— START OF Data to use —

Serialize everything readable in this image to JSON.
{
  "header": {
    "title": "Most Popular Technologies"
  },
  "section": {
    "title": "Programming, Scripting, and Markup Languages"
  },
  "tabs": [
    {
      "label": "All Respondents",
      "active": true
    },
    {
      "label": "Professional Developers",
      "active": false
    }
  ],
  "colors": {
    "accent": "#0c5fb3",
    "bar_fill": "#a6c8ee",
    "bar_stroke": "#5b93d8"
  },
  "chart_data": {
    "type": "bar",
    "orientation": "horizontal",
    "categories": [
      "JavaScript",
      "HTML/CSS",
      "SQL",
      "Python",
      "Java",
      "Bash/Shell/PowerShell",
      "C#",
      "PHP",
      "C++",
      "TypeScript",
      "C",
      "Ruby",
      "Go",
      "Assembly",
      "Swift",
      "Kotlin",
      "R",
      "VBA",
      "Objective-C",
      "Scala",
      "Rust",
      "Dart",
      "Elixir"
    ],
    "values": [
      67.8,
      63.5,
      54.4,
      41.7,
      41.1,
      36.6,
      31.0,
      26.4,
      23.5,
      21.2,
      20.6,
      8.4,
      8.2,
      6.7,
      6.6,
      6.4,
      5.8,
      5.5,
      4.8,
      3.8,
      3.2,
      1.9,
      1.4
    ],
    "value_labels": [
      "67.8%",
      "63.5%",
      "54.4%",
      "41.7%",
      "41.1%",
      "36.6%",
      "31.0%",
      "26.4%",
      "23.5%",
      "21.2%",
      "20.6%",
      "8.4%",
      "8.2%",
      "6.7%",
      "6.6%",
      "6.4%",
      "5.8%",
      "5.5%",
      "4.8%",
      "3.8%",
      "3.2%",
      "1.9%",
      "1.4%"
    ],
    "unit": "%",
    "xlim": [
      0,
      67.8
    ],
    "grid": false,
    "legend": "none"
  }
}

— END OF Data to use —

## Aim:
List every line in the records above that contains the word "title".

## Result of the exercise:
    "title": "Most Popular Technologies"
    "title": "Programming, Scripting, and Markup Languages"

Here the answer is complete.